■ **EXERCISE TASK**: Quote the records below in full, exactly as given, with the images taken out.

■ **MATERIALS PROVIDED**:
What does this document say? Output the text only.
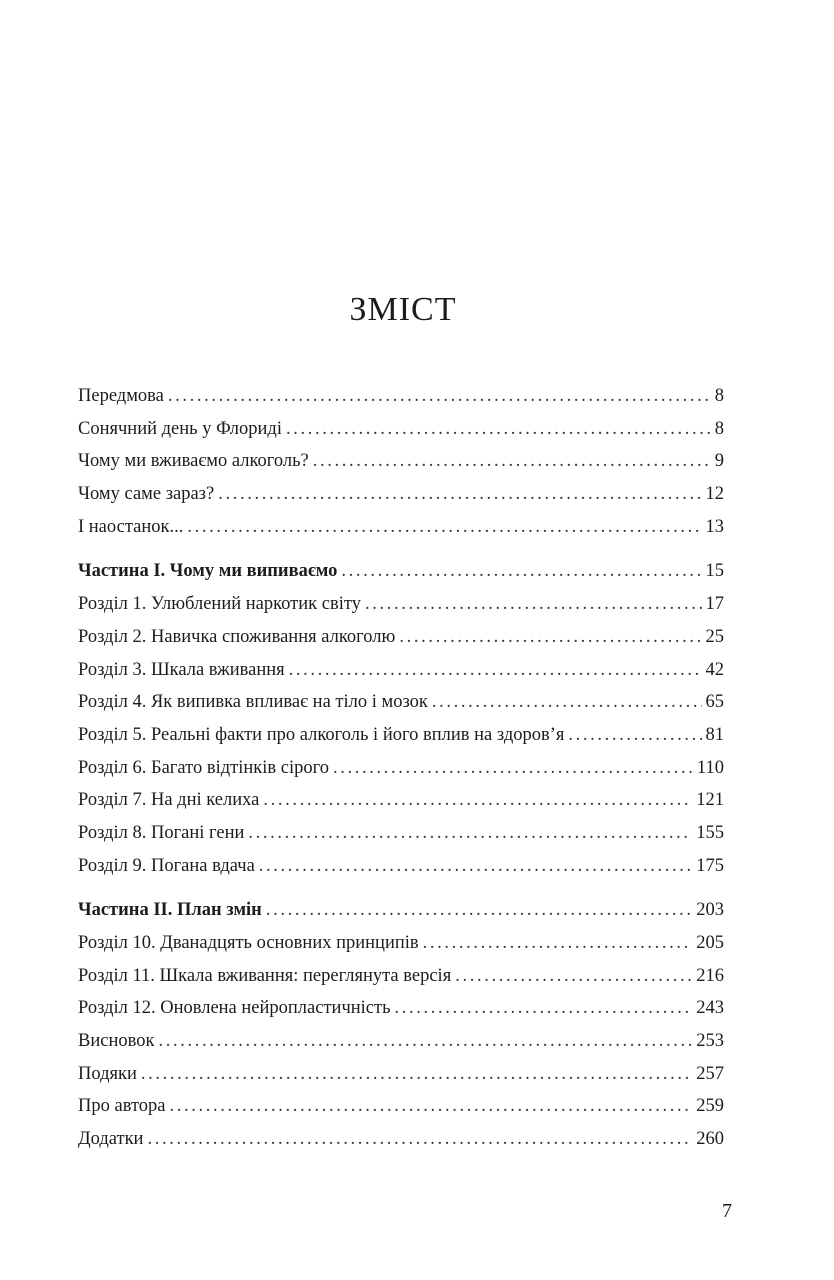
ЗМІСТ
Передмова . . .	8
Сонячний день у Флориді . . .	8
Чому ми вживаємо алкоголь? . . .	9
Чому саме зараз? . . .	12
І наостанок... . . .	13
Частина І. Чому ми випиваємо . . .	15
Розділ 1. Улюблений наркотик світу . . .	17
Розділ 2. Навичка споживання алкоголю . . .	25
Розділ 3. Шкала вживання . . .	42
Розділ 4. Як випивка впливає на тіло і мозок . . .	65
Розділ 5. Реальні факти про алкоголь і його вплив на здоров’я . . .	81
Розділ 6. Багато відтінків сірого . . .	110
Розділ 7. На дні келиха . . .	121
Розділ 8. Погані гени . . .	155
Розділ 9. Погана вдача . . .	175
Частина ІІ. План змін . . .	203
Розділ 10. Дванадцять основних принципів . . .	205
Розділ 11. Шкала вживання: переглянута версія . . .	216
Розділ 12. Оновлена нейропластичність . . .	243
Висновок . . .	253
Подяки . . .	257
Про автора . . .	259
Додатки . . .	260
7
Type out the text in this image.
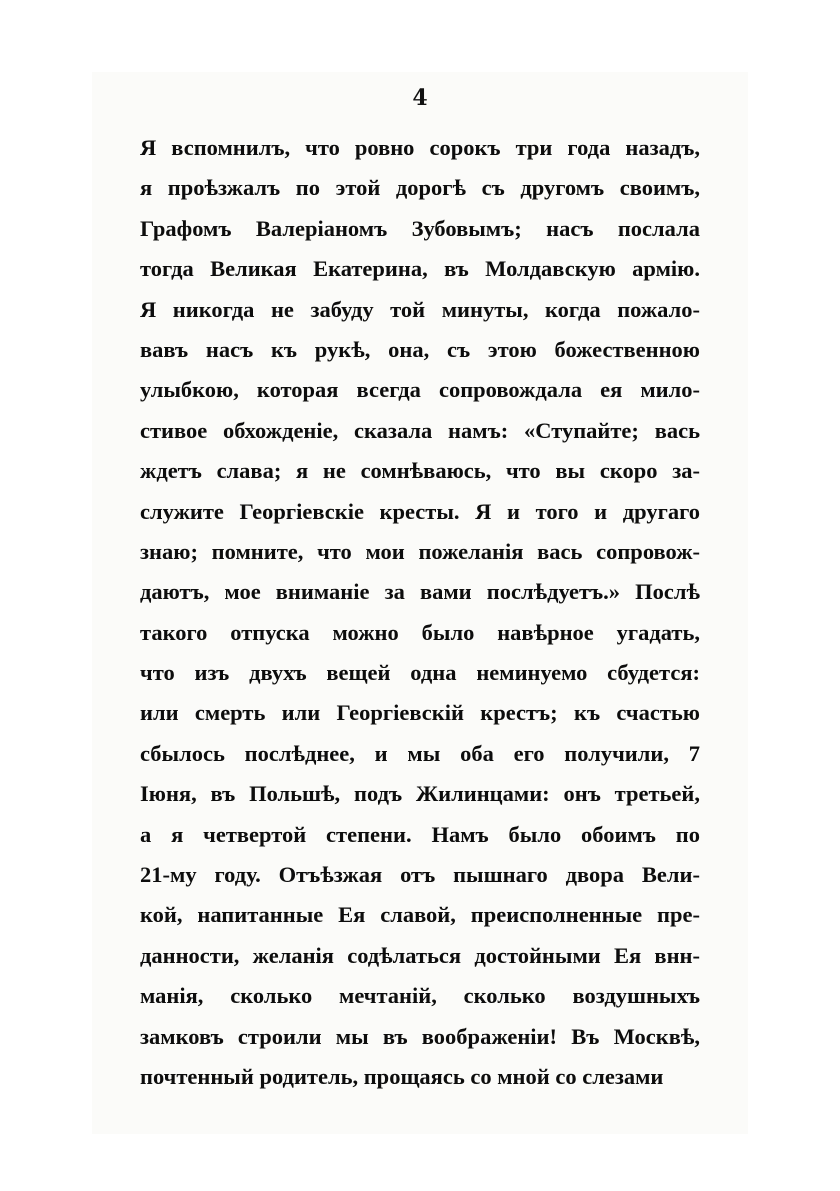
4
Я вспомнилъ, что ровно сорокъ три года назадъ,
я проѣзжалъ по этой дорогѣ съ другомъ своимъ,
Графомъ Валеріаномъ Зубовымъ; насъ послала
тогда Великая Екатерина, въ Молдавскую армію.
Я никогда не забуду той минуты, когда пожало-
вавъ насъ къ рукѣ, она, съ этою божественною
улыбкою, которая всегда сопровождала ея мило-
стивое обхожденіе, сказала намъ: «Ступайте; вась
ждетъ слава; я не сомнѣваюсь, что вы скоро за-
служите Георгіевскіе кресты. Я и того и другаго
знаю; помните, что мои пожеланія вась сопровож-
даютъ, мое вниманіе за вами послѣдуетъ.» Послѣ
такого отпуска можно было навѣрное угадать,
что изъ двухъ вещей одна неминуемо сбудется:
или смерть или Георгіевскій крестъ; къ счастью
сбылось послѣднее, и мы оба его получили, 7
Іюня, въ Польшѣ, подъ Жилинцами: онъ третьей,
а я четвертой степени. Намъ было обоимъ по
21-му году. Отъѣзжая отъ пышнаго двора Вели-
кой, напитанные Ея славой, преисполненные пре-
данности, желанія содѣлаться достойными Ея внн-
манія, сколько мечтаній, сколько воздушныхъ
замковъ строили мы въ воображеніи! Въ Москвѣ,
почтенный родитель, прощаясь со мной со слезами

■ **TASK RESULT**:
What does this document say? Output the text only.
ЗМІСТ
Передмова . . .	8
Сонячний день у Флориді . . .	8
Чому ми вживаємо алкоголь? . . .	9
Чому саме зараз? . . .	12
І наостанок... . . .	13
Частина І. Чому ми випиваємо . . .	15
Розділ 1. Улюблений наркотик світу . . .	17
Розділ 2. Навичка споживання алкоголю . . .	25
Розділ 3. Шкала вживання . . .	42
Розділ 4. Як випивка впливає на тіло і мозок . . .	65
Розділ 5. Реальні факти про алкоголь і його вплив на здоров’я . . .	81
Розділ 6. Багато відтінків сірого . . .	110
Розділ 7. На дні келиха . . .	121
Розділ 8. Погані гени . . .	155
Розділ 9. Погана вдача . . .	175
Частина ІІ. План змін . . .	203
Розділ 10. Дванадцять основних принципів . . .	205
Розділ 11. Шкала вживання: переглянута версія . . .	216
Розділ 12. Оновлена нейропластичність . . .	243
Висновок . . .	253
Подяки . . .	257
Про автора . . .	259
Додатки . . .	260
7
Type out the text in this image.
4
Я вспомнилъ, что ровно сорокъ три года назадъ,
я проѣзжалъ по этой дорогѣ съ другомъ своимъ,
Графомъ Валеріаномъ Зубовымъ; насъ послала
тогда Великая Екатерина, въ Молдавскую армію.
Я никогда не забуду той минуты, когда пожало-
вавъ насъ къ рукѣ, она, съ этою божественною
улыбкою, которая всегда сопровождала ея мило-
стивое обхожденіе, сказала намъ: «Ступайте; вась
ждетъ слава; я не сомнѣваюсь, что вы скоро за-
служите Георгіевскіе кресты. Я и того и другаго
знаю; помните, что мои пожеланія вась сопровож-
даютъ, мое вниманіе за вами послѣдуетъ.» Послѣ
такого отпуска можно было навѣрное угадать,
что изъ двухъ вещей одна неминуемо сбудется:
или смерть или Георгіевскій крестъ; къ счастью
сбылось послѣднее, и мы оба его получили, 7
Іюня, въ Польшѣ, подъ Жилинцами: онъ третьей,
а я четвертой степени. Намъ было обоимъ по
21-му году. Отъѣзжая отъ пышнаго двора Вели-
кой, напитанные Ея славой, преисполненные пре-
данности, желанія содѣлаться достойными Ея внн-
манія, сколько мечтаній, сколько воздушныхъ
замковъ строили мы въ воображеніи! Въ Москвѣ,
почтенный родитель, прощаясь со мной со слезами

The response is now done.